Material provided:

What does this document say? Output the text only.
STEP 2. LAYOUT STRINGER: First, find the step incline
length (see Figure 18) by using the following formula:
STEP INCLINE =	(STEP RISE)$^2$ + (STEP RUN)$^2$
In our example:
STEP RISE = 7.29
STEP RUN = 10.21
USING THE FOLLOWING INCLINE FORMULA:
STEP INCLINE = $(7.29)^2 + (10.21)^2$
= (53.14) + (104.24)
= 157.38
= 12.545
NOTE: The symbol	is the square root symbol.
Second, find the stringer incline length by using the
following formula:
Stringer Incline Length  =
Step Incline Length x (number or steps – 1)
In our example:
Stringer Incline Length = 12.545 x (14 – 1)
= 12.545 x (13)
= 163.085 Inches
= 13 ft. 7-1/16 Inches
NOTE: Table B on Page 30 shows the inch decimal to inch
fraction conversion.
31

Objective: Find every line above that contains the word "RISE", and return each one.

Result for this exercise:
STEP INCLINE =	(STEP RISE)$^2$ + (STEP RUN)$^2$
STEP RISE = 7.29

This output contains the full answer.